Copy out, from the entries below, each line holding the string "sporco".

Material
** BEGIN **
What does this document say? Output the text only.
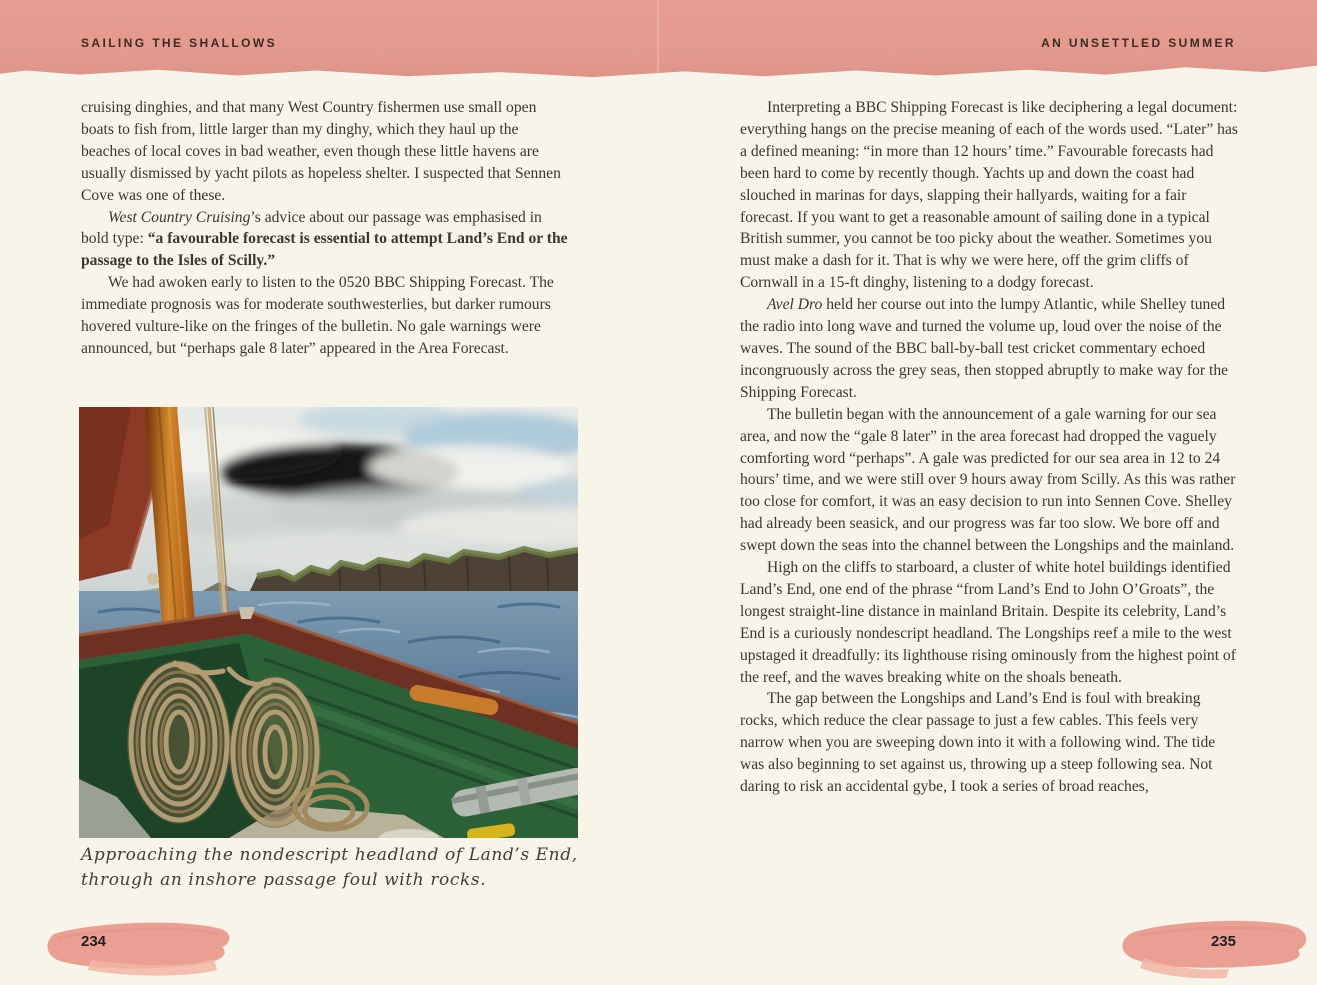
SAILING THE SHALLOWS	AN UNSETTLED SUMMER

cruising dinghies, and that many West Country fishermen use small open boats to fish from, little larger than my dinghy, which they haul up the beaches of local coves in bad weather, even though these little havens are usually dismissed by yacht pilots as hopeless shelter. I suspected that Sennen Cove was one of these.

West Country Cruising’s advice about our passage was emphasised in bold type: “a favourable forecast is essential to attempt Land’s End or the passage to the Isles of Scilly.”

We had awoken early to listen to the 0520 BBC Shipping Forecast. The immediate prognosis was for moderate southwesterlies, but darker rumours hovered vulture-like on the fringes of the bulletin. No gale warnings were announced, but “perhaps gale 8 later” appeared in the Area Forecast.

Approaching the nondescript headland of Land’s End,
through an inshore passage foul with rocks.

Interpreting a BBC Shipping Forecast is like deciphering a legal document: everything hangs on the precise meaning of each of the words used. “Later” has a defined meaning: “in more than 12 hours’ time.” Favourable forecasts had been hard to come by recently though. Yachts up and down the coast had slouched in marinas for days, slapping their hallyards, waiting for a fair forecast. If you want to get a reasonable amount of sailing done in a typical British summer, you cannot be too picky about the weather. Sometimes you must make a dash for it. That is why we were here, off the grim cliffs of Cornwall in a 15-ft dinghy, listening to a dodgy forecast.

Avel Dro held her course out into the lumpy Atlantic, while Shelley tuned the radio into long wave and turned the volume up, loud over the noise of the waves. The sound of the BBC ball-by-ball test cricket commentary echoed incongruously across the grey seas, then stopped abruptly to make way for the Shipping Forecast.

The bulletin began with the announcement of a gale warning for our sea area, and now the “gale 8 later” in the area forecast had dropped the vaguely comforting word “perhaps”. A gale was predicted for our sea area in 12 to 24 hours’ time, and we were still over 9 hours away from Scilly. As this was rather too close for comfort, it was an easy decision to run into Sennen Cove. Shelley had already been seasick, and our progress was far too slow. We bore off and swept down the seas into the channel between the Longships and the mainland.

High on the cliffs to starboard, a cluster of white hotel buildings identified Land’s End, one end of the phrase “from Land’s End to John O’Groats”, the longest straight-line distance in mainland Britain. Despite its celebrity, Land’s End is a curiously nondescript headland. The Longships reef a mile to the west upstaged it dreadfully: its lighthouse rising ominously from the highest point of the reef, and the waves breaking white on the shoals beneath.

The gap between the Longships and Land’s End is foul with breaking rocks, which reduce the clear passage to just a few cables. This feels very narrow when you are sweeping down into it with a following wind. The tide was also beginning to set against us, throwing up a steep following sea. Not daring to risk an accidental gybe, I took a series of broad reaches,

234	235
** END **
** BEGIN **
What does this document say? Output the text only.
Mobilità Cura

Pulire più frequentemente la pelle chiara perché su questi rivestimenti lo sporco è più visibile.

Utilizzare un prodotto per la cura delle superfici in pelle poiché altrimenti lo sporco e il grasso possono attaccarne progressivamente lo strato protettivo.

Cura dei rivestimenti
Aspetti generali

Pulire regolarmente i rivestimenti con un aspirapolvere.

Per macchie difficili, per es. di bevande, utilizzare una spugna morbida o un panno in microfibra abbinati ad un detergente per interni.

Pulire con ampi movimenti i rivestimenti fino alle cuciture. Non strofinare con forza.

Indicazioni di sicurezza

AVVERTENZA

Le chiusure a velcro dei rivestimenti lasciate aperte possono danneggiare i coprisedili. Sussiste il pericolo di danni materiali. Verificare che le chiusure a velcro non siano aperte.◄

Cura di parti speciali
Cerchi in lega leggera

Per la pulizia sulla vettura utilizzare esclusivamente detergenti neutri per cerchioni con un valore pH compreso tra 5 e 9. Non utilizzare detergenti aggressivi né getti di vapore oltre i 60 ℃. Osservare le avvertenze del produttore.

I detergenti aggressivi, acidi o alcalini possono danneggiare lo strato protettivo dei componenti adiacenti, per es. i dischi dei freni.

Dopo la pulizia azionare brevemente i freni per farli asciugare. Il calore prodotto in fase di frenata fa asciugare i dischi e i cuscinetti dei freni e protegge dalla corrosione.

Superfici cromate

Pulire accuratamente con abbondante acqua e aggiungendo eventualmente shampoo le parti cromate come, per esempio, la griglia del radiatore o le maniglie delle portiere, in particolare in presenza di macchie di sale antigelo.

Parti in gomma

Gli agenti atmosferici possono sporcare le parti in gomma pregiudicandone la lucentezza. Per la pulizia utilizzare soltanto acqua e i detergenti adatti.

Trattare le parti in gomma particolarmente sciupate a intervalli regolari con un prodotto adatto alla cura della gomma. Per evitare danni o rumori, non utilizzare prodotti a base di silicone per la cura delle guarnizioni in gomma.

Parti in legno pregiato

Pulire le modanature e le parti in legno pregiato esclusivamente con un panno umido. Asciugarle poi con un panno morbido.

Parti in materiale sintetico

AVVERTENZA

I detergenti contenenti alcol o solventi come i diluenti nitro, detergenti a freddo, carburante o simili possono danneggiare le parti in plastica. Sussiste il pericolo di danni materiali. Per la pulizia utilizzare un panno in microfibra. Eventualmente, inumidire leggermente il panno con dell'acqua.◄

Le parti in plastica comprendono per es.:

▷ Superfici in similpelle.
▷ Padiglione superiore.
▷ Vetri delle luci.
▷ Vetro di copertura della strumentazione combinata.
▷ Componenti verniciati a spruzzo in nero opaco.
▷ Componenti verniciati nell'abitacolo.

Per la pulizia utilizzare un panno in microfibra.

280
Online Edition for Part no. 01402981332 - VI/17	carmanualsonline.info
** END **
The solution
Pulire più frequentemente la pelle chiara perché su questi rivestimenti lo sporco è più visibile.
Utilizzare un prodotto per la cura delle superfici in pelle poiché altrimenti lo sporco e il grasso possono attaccarne progressivamente lo strato protettivo.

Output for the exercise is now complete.